EXERCISE DETAILS
Please repeat the records from the line with "volume-bar [576,414,579,428]" to the line with "volume-bar [467,411,470,428]", replacing "candle-body" with "candle" and leaving everything else unchanged. Give back only those lines.

DATA FOR PROCESSING
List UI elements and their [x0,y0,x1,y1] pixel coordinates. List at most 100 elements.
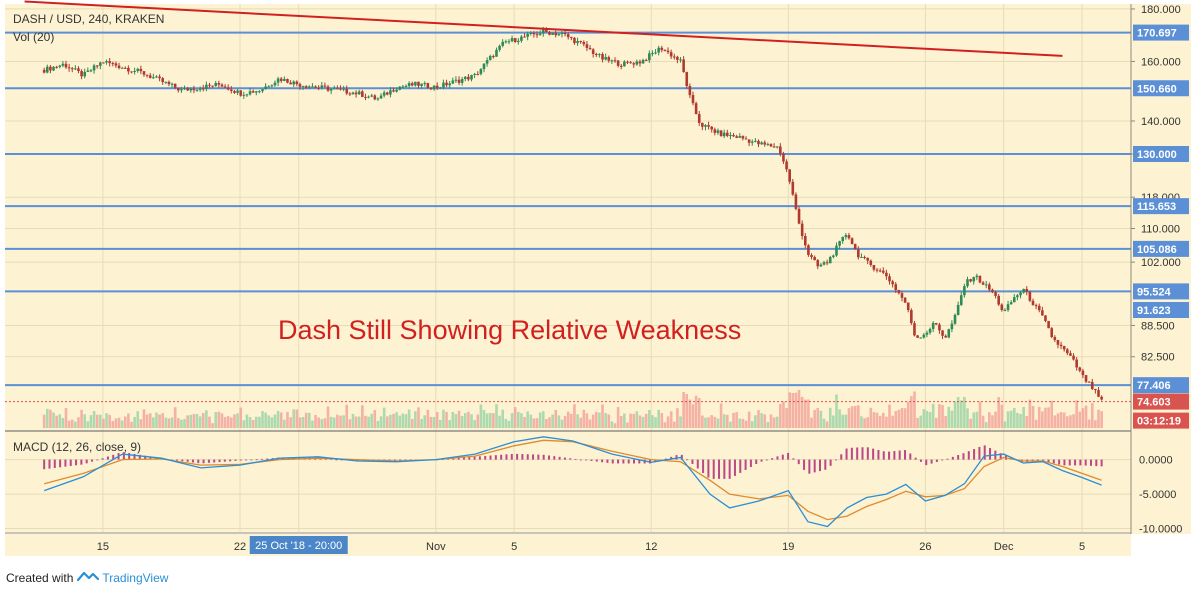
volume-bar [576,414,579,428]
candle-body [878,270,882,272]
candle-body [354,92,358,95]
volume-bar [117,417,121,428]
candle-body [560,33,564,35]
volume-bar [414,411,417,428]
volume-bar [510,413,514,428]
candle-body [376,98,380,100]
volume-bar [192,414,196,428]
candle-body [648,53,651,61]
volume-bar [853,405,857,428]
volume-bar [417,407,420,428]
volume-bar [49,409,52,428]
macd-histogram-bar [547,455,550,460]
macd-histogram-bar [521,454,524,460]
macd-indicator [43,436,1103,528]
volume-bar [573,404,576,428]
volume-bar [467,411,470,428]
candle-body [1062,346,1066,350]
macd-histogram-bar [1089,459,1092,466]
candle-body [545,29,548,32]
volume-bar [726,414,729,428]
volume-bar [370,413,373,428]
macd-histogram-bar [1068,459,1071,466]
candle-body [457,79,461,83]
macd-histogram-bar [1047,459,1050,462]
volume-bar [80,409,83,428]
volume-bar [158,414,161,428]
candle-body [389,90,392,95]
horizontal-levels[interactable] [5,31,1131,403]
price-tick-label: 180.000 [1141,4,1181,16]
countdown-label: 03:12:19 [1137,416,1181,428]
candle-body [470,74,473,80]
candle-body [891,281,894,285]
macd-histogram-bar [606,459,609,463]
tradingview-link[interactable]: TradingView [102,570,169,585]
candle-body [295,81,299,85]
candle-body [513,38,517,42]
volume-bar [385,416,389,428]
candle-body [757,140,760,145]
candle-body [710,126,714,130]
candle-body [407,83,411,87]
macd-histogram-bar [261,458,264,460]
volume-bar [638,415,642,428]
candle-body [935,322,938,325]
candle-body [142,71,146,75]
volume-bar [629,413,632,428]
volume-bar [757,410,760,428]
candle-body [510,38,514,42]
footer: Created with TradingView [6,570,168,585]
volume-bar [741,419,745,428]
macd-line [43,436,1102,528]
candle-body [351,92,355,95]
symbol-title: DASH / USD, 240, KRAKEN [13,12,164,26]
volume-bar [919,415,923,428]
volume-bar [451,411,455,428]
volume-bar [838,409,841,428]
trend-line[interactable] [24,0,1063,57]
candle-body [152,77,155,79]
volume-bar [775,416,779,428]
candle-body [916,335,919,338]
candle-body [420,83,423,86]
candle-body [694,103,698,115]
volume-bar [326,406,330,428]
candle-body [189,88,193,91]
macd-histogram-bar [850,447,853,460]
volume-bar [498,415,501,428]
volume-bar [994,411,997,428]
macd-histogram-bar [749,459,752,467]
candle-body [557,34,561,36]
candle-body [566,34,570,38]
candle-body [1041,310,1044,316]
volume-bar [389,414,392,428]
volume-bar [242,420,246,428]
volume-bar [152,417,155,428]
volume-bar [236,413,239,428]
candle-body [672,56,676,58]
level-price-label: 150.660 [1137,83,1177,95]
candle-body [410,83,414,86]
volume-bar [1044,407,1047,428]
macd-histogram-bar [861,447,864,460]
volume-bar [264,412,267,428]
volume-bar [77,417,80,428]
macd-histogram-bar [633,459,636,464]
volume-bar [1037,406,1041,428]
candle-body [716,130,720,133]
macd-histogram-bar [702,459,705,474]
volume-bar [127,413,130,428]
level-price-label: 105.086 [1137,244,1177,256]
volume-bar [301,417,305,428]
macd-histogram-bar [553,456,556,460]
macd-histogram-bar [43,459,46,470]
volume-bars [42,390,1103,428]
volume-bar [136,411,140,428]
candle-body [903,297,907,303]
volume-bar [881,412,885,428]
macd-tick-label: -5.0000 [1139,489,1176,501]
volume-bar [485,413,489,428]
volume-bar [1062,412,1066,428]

WRITTEN RESPONSE
volume-bar [576,414,579,428]
candle [878,270,882,272]
candle [354,92,358,95]
volume-bar [117,417,121,428]
candle [560,33,564,35]
volume-bar [414,411,417,428]
volume-bar [510,413,514,428]
candle [376,98,380,100]
volume-bar [192,414,196,428]
candle [648,53,651,61]
volume-bar [853,405,857,428]
volume-bar [417,407,420,428]
volume-bar [49,409,52,428]
macd-histogram-bar [547,455,550,460]
macd-histogram-bar [521,454,524,460]
macd-indicator [43,436,1103,528]
volume-bar [573,404,576,428]
volume-bar [467,411,470,428]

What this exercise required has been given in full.